• [Task requirements] Each line below should be retyped exactly, with no pictures.

• [Records provided]
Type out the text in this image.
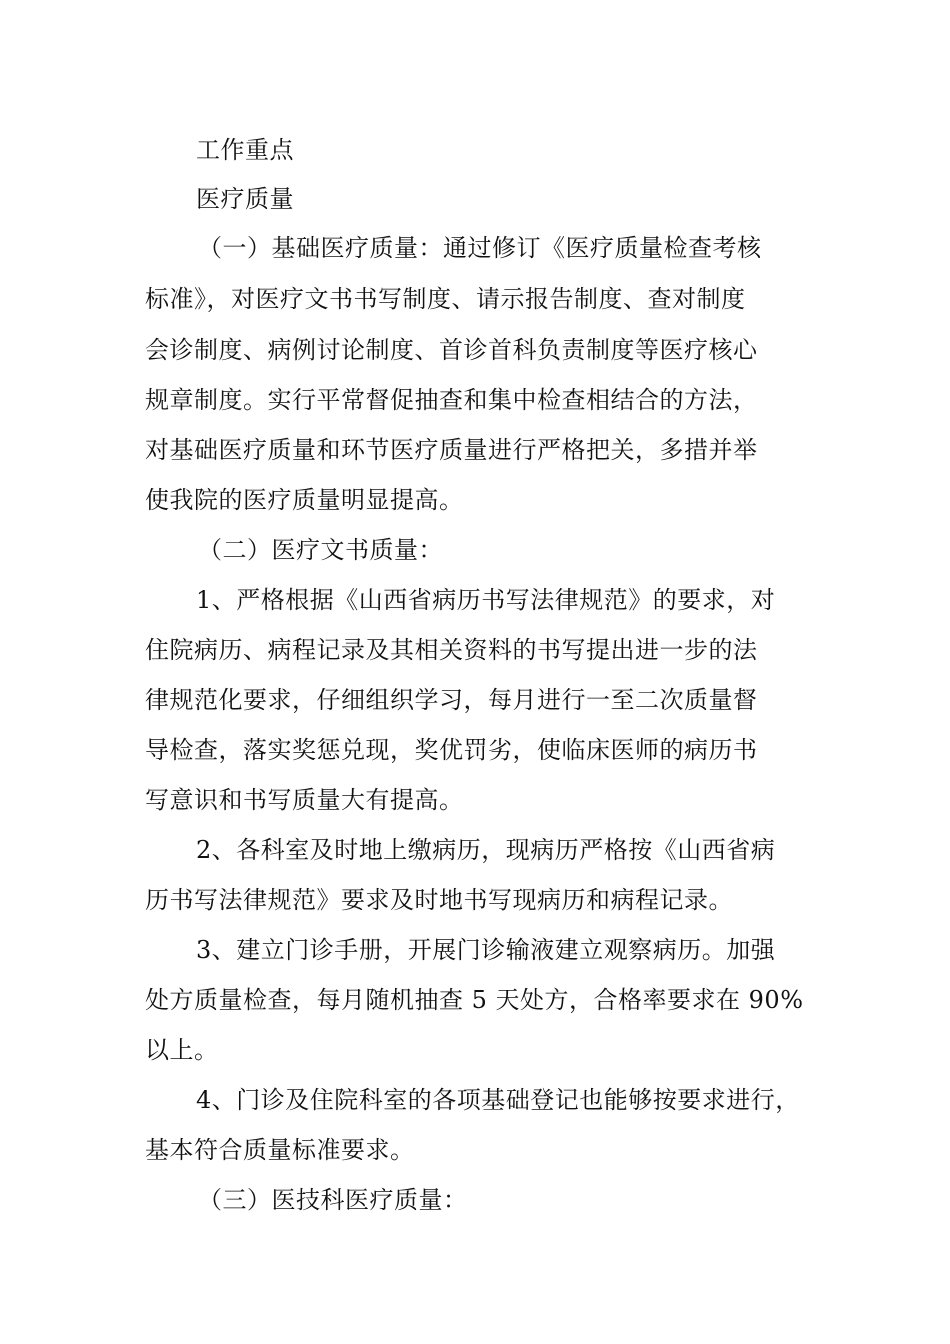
工作重点
医疗质量
（一）基础医疗质量：通过修订《医疗质量检查考核
标准》，对医疗文书书写制度、请示报告制度、查对制度
会诊制度、病例讨论制度、首诊首科负责制度等医疗核心
规章制度。实行平常督促抽查和集中检查相结合的方法，
对基础医疗质量和环节医疗质量进行严格把关，多措并举
使我院的医疗质量明显提高。
（二）医疗文书质量：
1、严格根据《山西省病历书写法律规范》的要求，对
住院病历、病程记录及其相关资料的书写提出进一步的法
律规范化要求，仔细组织学习，每月进行一至二次质量督
导检查，落实奖惩兑现，奖优罚劣，使临床医师的病历书
写意识和书写质量大有提高。
2、各科室及时地上缴病历，现病历严格按《山西省病
历书写法律规范》要求及时地书写现病历和病程记录。
3、建立门诊手册，开展门诊输液建立观察病历。加强
处方质量检查，每月随机抽查 5 天处方，合格率要求在 90%
以上。
4、门诊及住院科室的各项基础登记也能够按要求进行，
基本符合质量标准要求。
（三）医技科医疗质量：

• [Exercise answer]
Type out the text in this image.
工作重点
医疗质量
（一）基础医疗质量：通过修订《医疗质量检查考核
标准》，对医疗文书书写制度、请示报告制度、查对制度
会诊制度、病例讨论制度、首诊首科负责制度等医疗核心
规章制度。实行平常督促抽查和集中检查相结合的方法，
对基础医疗质量和环节医疗质量进行严格把关，多措并举
使我院的医疗质量明显提高。
（二）医疗文书质量：
1、严格根据《山西省病历书写法律规范》的要求，对
住院病历、病程记录及其相关资料的书写提出进一步的法
律规范化要求，仔细组织学习，每月进行一至二次质量督
导检查，落实奖惩兑现，奖优罚劣，使临床医师的病历书
写意识和书写质量大有提高。
2、各科室及时地上缴病历，现病历严格按《山西省病
历书写法律规范》要求及时地书写现病历和病程记录。
3、建立门诊手册，开展门诊输液建立观察病历。加强
处方质量检查，每月随机抽查 5 天处方，合格率要求在 90%
以上。
4、门诊及住院科室的各项基础登记也能够按要求进行，
基本符合质量标准要求。
（三）医技科医疗质量：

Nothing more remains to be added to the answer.